__Problem description__.
Give all of the lines below again with "bookmark-item" swapped for "link-item" wherever it appears, and keep everything else the same. Leave out the picture.
##### Recorded data #####
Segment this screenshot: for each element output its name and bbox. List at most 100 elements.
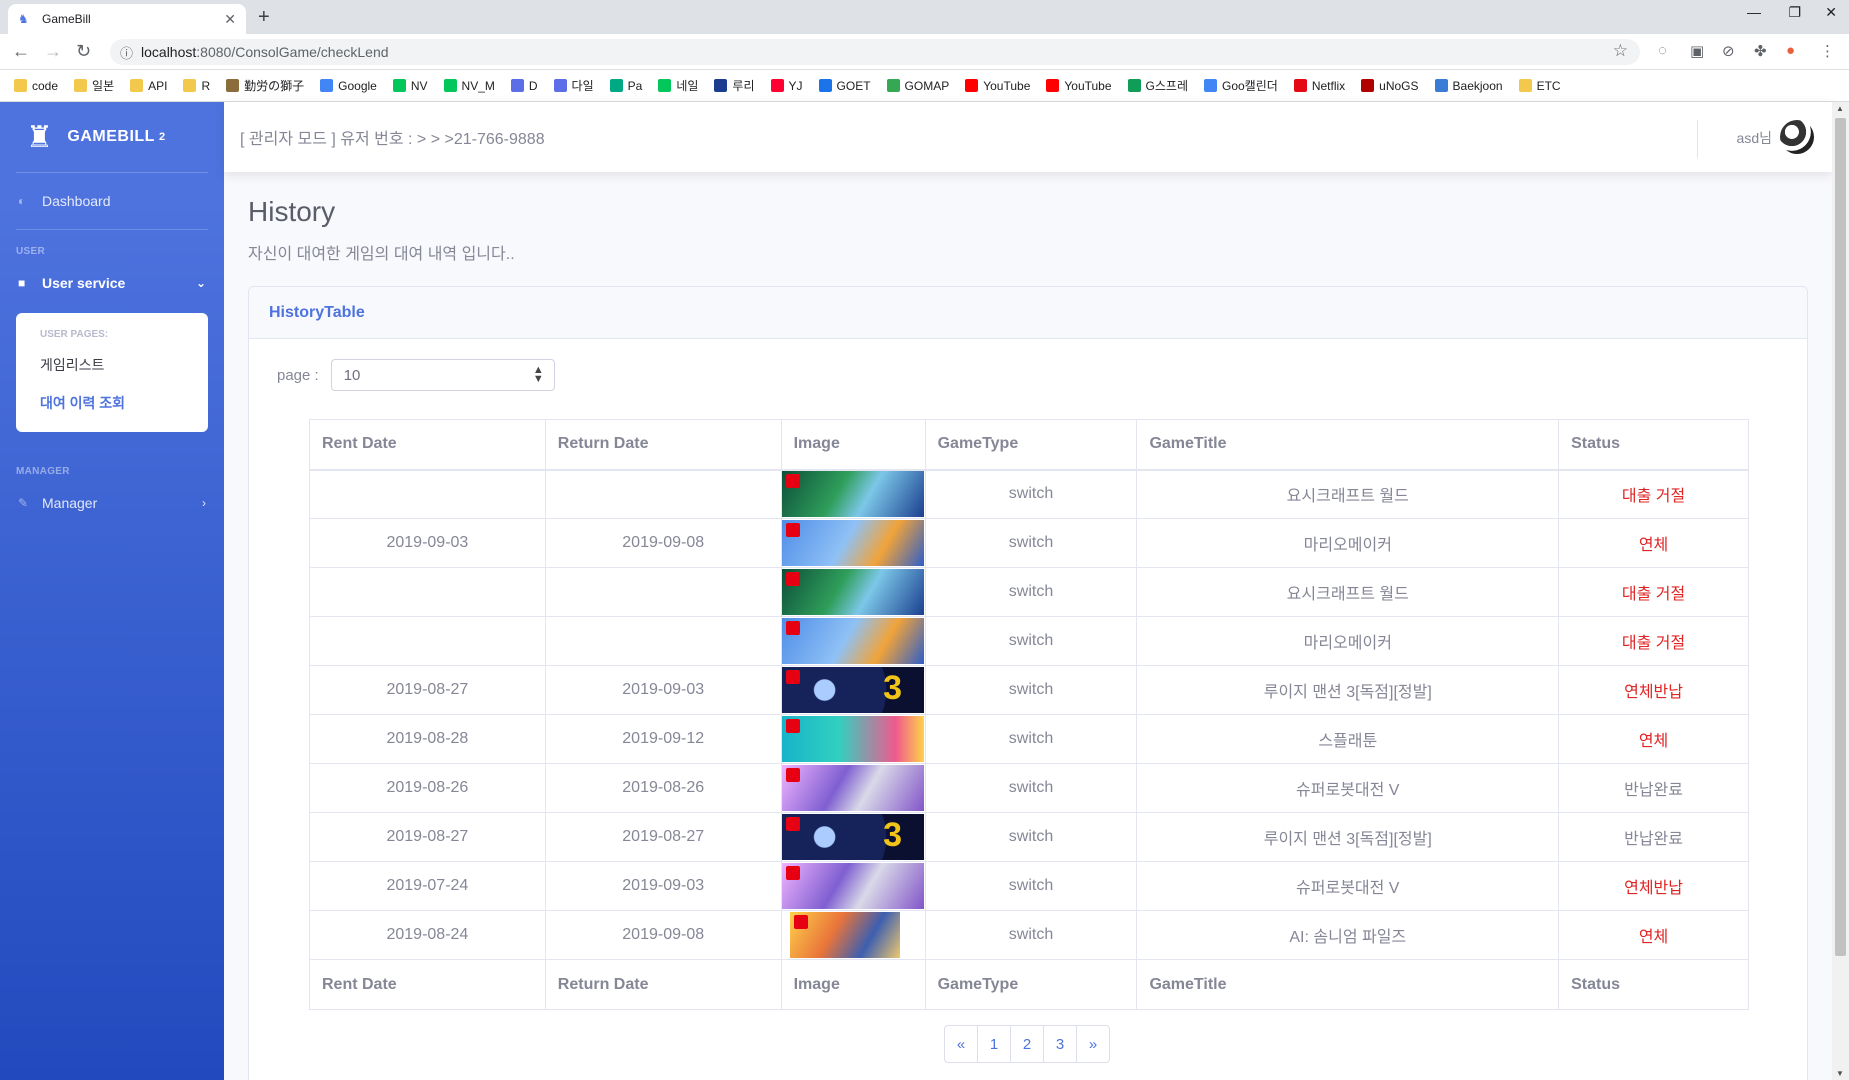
url-host: localhost [141, 44, 197, 60]
bookmark-item[interactable]: Goo캘린더 [1204, 77, 1278, 94]
table-row[interactable]: 2019-08-272019-08-27 switch루이지 맨션 3[독점][정… [309, 812, 1749, 862]
bookmark-item[interactable]: YouTube [1046, 79, 1112, 93]
bookmark-item[interactable]: YouTube [965, 79, 1030, 93]
bookmark-item[interactable]: 일본 [74, 77, 114, 94]
sidebar-brand[interactable]: ♜ GAMEBILL 2 [0, 102, 224, 172]
image-extension-icon[interactable]: ▣ [1690, 42, 1704, 60]
switch-logo-icon [786, 621, 801, 635]
rent-date-cell: 2019-08-24 [309, 910, 546, 960]
table-row[interactable]: 2019-08-28 2019-09-12 switch 스플래툰 연체 [309, 714, 1749, 764]
bookmark-item[interactable]: uNoGS [1361, 79, 1419, 93]
bookmark-item[interactable]: Pa [609, 79, 642, 93]
minimize-icon[interactable]: — [1747, 4, 1761, 20]
sidebar-item-user-service[interactable]: ■ User service ⌄ [0, 263, 224, 303]
table-row[interactable]: 2019-08-272019-09-03 switch루이지 맨션 3[독점][정… [309, 665, 1749, 715]
bookmark-item[interactable]: G스프레 [1127, 77, 1188, 94]
forward-icon[interactable]: → [44, 41, 62, 62]
bookmark-label: D [528, 78, 538, 93]
bookmark-icon [320, 79, 334, 92]
pagination-page[interactable]: 2 [1010, 1025, 1044, 1063]
game-type-cell: switch [924, 665, 1138, 715]
bookmark-star-icon[interactable]: ☆ [1613, 41, 1628, 61]
menu-item-rental-history[interactable]: 대여 이력 조회 [16, 384, 208, 422]
sync-extension-icon[interactable]: ⊘ [1722, 42, 1735, 60]
bookmark-label: ETC [1536, 78, 1561, 93]
table-row[interactable]: 2019-09-03 2019-09-08 switch 마리오메이커 연체 [309, 518, 1749, 568]
bookmark-item[interactable]: NV [392, 79, 428, 93]
column-header[interactable]: Return Date [544, 419, 782, 471]
game-image-cell [780, 714, 926, 764]
sidebar-item-dashboard[interactable]: ◐ Dashboard [0, 173, 224, 229]
bookmark-item[interactable]: GOMAP [886, 79, 949, 93]
bookmark-item[interactable]: YJ [770, 79, 803, 93]
site-info-icon[interactable]: ⓘ [120, 43, 133, 62]
page-size-select[interactable]: 10 ▲ ▼ [330, 359, 555, 391]
bookmark-item[interactable]: 勤労の獅子 [226, 77, 304, 94]
extension-icon[interactable]: ◌ [1658, 42, 1667, 59]
pagination-page[interactable]: 3 [1043, 1025, 1077, 1063]
page-scrollbar[interactable]: ▲ ▼ [1832, 102, 1849, 1080]
bookmark-icon [1518, 79, 1532, 92]
browser-menu-icon[interactable]: ⋮ [1820, 42, 1835, 60]
window-close-icon[interactable]: ✕ [1825, 4, 1837, 21]
menu-item-game-list[interactable]: 게임리스트 [16, 346, 208, 384]
table-row[interactable]: 2019-07-24 2019-09-03 switch 슈퍼로봇대전 V 연체반납 [309, 861, 1749, 911]
sidebar-item-manager[interactable]: ✎ Manager › [0, 483, 224, 523]
table-row[interactable]: 2019-08-24 2019-09-08 switch AI: 솜니엄 파일즈 연체 [309, 910, 1749, 960]
bookmark-icon [886, 79, 900, 92]
pagination-next[interactable]: » [1076, 1025, 1110, 1063]
scroll-down-icon[interactable]: ▼ [1836, 1069, 1844, 1078]
bookmark-icon [1204, 79, 1217, 92]
bookmark-item[interactable]: GOET [818, 79, 871, 93]
column-header[interactable]: Rent Date [309, 419, 546, 471]
column-header[interactable]: Image [780, 419, 926, 471]
pagination-prev[interactable]: « [944, 1025, 978, 1063]
bookmark-icon [818, 79, 832, 92]
sidebar-item-label: User service [42, 275, 126, 291]
column-header[interactable]: Status [1558, 419, 1749, 471]
table-row[interactable]: switch 요시크래프트 월드 대출 거절 [309, 567, 1749, 617]
bookmark-item[interactable]: 루리 [714, 77, 755, 94]
tab-close-icon[interactable]: ✕ [224, 11, 236, 28]
tab-title: GameBill [42, 12, 91, 26]
scroll-up-icon[interactable]: ▲ [1836, 104, 1844, 113]
reload-icon[interactable]: ↻ [76, 41, 91, 62]
game-type-cell: switch [924, 763, 1138, 813]
game-image-cell [780, 812, 926, 862]
table-row[interactable]: switch 마리오메이커 대출 거절 [309, 616, 1749, 666]
address-bar[interactable]: ⓘ localhost:8080/ConsolGame/checkLend ☆ [110, 39, 1640, 65]
bookmark-item[interactable]: Netflix [1293, 78, 1346, 93]
folder-icon: ■ [18, 276, 26, 290]
game-type-cell: switch [924, 518, 1138, 568]
bookmark-item[interactable]: R [183, 79, 210, 93]
bookmark-item[interactable]: D [510, 78, 538, 93]
table-row[interactable]: switch 요시크래프트 월드 대출 거절 [309, 469, 1749, 519]
table-row[interactable]: 2019-08-26 2019-08-26 switch 슈퍼로봇대전 V 반납완료 [309, 763, 1749, 813]
return-date-cell: 2019-09-03 [544, 665, 782, 715]
new-tab-icon[interactable]: + [258, 6, 270, 29]
column-header[interactable]: GameTitle [1136, 419, 1560, 471]
bookmark-item[interactable]: Baekjoon [1434, 79, 1503, 93]
extensions-puzzle-icon[interactable]: ✤ [1754, 42, 1767, 60]
bookmark-label: Netflix [1311, 78, 1346, 93]
bookmark-item[interactable]: API [130, 79, 167, 93]
bookmark-item[interactable]: 다일 [553, 77, 594, 94]
back-icon[interactable]: ← [12, 41, 30, 62]
profile-icon[interactable]: ● [1786, 42, 1795, 59]
column-header[interactable]: GameType [924, 419, 1138, 471]
page-subtitle: 자신이 대여한 게임의 대여 내역 입니다.. [248, 246, 515, 263]
pagination-page[interactable]: 1 [977, 1025, 1011, 1063]
avatar[interactable] [1780, 120, 1814, 154]
status-cell: 대출 거절 [1558, 469, 1749, 519]
scrollbar-thumb[interactable] [1835, 118, 1846, 956]
bookmark-item[interactable]: NV_M [443, 79, 495, 93]
bookmark-item[interactable]: code [14, 79, 58, 93]
browser-tab[interactable]: ♞ GameBill ✕ [8, 4, 246, 34]
status-cell: 연체 [1558, 714, 1749, 764]
bookmark-item[interactable]: 네일 [658, 77, 698, 94]
restore-icon[interactable]: ❐ [1788, 4, 1801, 21]
bookmark-item[interactable]: Google [320, 79, 377, 93]
bookmark-item[interactable]: ETC [1518, 78, 1561, 93]
return-date-cell [544, 616, 782, 666]
username[interactable]: asd님 [1737, 128, 1772, 148]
#####
__Answer to this problem__.
Segment this screenshot: for each element output its name and bbox. List at most 100 elements.
url-host: localhost [141, 44, 197, 60]
link-item[interactable]: Goo캘린더 [1204, 77, 1278, 94]
table-row[interactable]: 2019-08-272019-08-27 switch루이지 맨션 3[독점][정… [309, 812, 1749, 862]
link-item[interactable]: YouTube [1046, 79, 1112, 93]
link-item[interactable]: YouTube [965, 79, 1030, 93]
link-item[interactable]: 일본 [74, 77, 114, 94]
sidebar-brand[interactable]: ♜ GAMEBILL 2 [0, 102, 224, 172]
image-extension-icon[interactable]: ▣ [1690, 42, 1704, 60]
switch-logo-icon [786, 621, 801, 635]
rent-date-cell: 2019-08-24 [309, 910, 546, 960]
table-row[interactable]: 2019-08-28 2019-09-12 switch 스플래툰 연체 [309, 714, 1749, 764]
link-item[interactable]: uNoGS [1361, 79, 1419, 93]
link-item[interactable]: Pa [609, 79, 642, 93]
minimize-icon[interactable]: — [1747, 4, 1761, 20]
sidebar-item-user-service[interactable]: ■ User service ⌄ [0, 263, 224, 303]
table-row[interactable]: 2019-08-272019-09-03 switch루이지 맨션 3[독점][정… [309, 665, 1749, 715]
link-item[interactable]: G스프레 [1127, 77, 1188, 94]
forward-icon[interactable]: → [44, 41, 62, 62]
bookmark-label: D [528, 78, 538, 93]
bookmark-icon [320, 79, 334, 92]
pagination-page[interactable]: 2 [1010, 1025, 1044, 1063]
game-type-cell: switch [924, 665, 1138, 715]
bookmark-star-icon[interactable]: ☆ [1613, 41, 1628, 61]
menu-item-rental-history[interactable]: 대여 이력 조회 [16, 384, 208, 422]
sync-extension-icon[interactable]: ⊘ [1722, 42, 1735, 60]
bookmark-label: ETC [1536, 78, 1561, 93]
table-row[interactable]: 2019-09-03 2019-09-08 switch 마리오메이커 연체 [309, 518, 1749, 568]
link-item[interactable]: NV [392, 79, 428, 93]
column-header[interactable]: Return Date [544, 419, 782, 471]
game-image-cell [780, 714, 926, 764]
sidebar-item-dashboard[interactable]: ◐ Dashboard [0, 173, 224, 229]
link-item[interactable]: GOMAP [886, 79, 949, 93]
link-item[interactable]: YJ [770, 79, 803, 93]
site-info-icon[interactable]: ⓘ [120, 43, 133, 62]
page-size-select[interactable]: 10 ▲ ▼ [330, 359, 555, 391]
link-item[interactable]: 勤労の獅子 [226, 77, 304, 94]
extension-icon[interactable]: ◌ [1658, 42, 1667, 59]
pagination-page[interactable]: 3 [1043, 1025, 1077, 1063]
page-scrollbar[interactable]: ▲ ▼ [1832, 102, 1849, 1080]
bookmark-icon [1518, 79, 1532, 92]
browser-menu-icon[interactable]: ⋮ [1820, 42, 1835, 60]
window-close-icon[interactable]: ✕ [1825, 4, 1837, 21]
menu-item-game-list[interactable]: 게임리스트 [16, 346, 208, 384]
table-row[interactable]: 2019-07-24 2019-09-03 switch 슈퍼로봇대전 V 연체반납 [309, 861, 1749, 911]
sidebar-item-manager[interactable]: ✎ Manager › [0, 483, 224, 523]
table-row[interactable]: 2019-08-24 2019-09-08 switch AI: 솜니엄 파일즈 연체 [309, 910, 1749, 960]
bookmark-icon [886, 79, 900, 92]
pagination-next[interactable]: » [1076, 1025, 1110, 1063]
scroll-down-icon[interactable]: ▼ [1836, 1069, 1844, 1078]
bookmark-icon [1204, 79, 1217, 92]
link-item[interactable]: GOET [818, 79, 871, 93]
column-header[interactable]: Rent Date [309, 419, 546, 471]
column-header[interactable]: Image [780, 419, 926, 471]
pagination-prev[interactable]: « [944, 1025, 978, 1063]
bookmark-icon [818, 79, 832, 92]
sidebar-item-label: User service [42, 275, 126, 291]
column-header[interactable]: Status [1558, 419, 1749, 471]
table-row[interactable]: switch 요시크래프트 월드 대출 거절 [309, 567, 1749, 617]
link-item[interactable]: 루리 [714, 77, 755, 94]
tab-close-icon[interactable]: ✕ [224, 11, 236, 28]
tab-title: GameBill [42, 12, 91, 26]
scroll-up-icon[interactable]: ▲ [1836, 104, 1844, 113]
reload-icon[interactable]: ↻ [76, 41, 91, 62]
game-type-cell: switch [924, 763, 1138, 813]
game-image-cell [780, 812, 926, 862]
table-row[interactable]: switch 마리오메이커 대출 거절 [309, 616, 1749, 666]
address-bar[interactable]: ⓘ localhost:8080/ConsolGame/checkLend ☆ [110, 39, 1640, 65]
link-item[interactable]: Netflix [1293, 78, 1346, 93]
folder-icon: ■ [18, 276, 26, 290]
game-type-cell: switch [924, 518, 1138, 568]
link-item[interactable]: R [183, 79, 210, 93]
link-item[interactable]: D [510, 78, 538, 93]
table-row[interactable]: switch 요시크래프트 월드 대출 거절 [309, 469, 1749, 519]
table-row[interactable]: 2019-08-26 2019-08-26 switch 슈퍼로봇대전 V 반납완료 [309, 763, 1749, 813]
return-date-cell: 2019-09-03 [544, 665, 782, 715]
new-tab-icon[interactable]: + [258, 6, 270, 29]
column-header[interactable]: GameTitle [1136, 419, 1560, 471]
link-item[interactable]: Baekjoon [1434, 79, 1503, 93]
extensions-puzzle-icon[interactable]: ✤ [1754, 42, 1767, 60]
bookmark-label: Netflix [1311, 78, 1346, 93]
link-item[interactable]: API [130, 79, 167, 93]
link-item[interactable]: 다일 [553, 77, 594, 94]
back-icon[interactable]: ← [12, 41, 30, 62]
profile-icon[interactable]: ● [1786, 42, 1795, 59]
column-header[interactable]: GameType [924, 419, 1138, 471]
page-subtitle: 자신이 대여한 게임의 대여 내역 입니다.. [248, 246, 515, 263]
pagination-page[interactable]: 1 [977, 1025, 1011, 1063]
avatar[interactable] [1780, 120, 1814, 154]
status-cell: 대출 거절 [1558, 469, 1749, 519]
scrollbar-thumb[interactable] [1835, 118, 1846, 956]
link-item[interactable]: NV_M [443, 79, 495, 93]
link-item[interactable]: code [14, 79, 58, 93]
browser-tab[interactable]: ♞ GameBill ✕ [8, 4, 246, 34]
status-cell: 연체 [1558, 714, 1749, 764]
link-item[interactable]: 네일 [658, 77, 698, 94]
restore-icon[interactable]: ❐ [1788, 4, 1801, 21]
link-item[interactable]: Google [320, 79, 377, 93]
link-item[interactable]: ETC [1518, 78, 1561, 93]
return-date-cell [544, 616, 782, 666]
username[interactable]: asd님 [1737, 128, 1772, 148]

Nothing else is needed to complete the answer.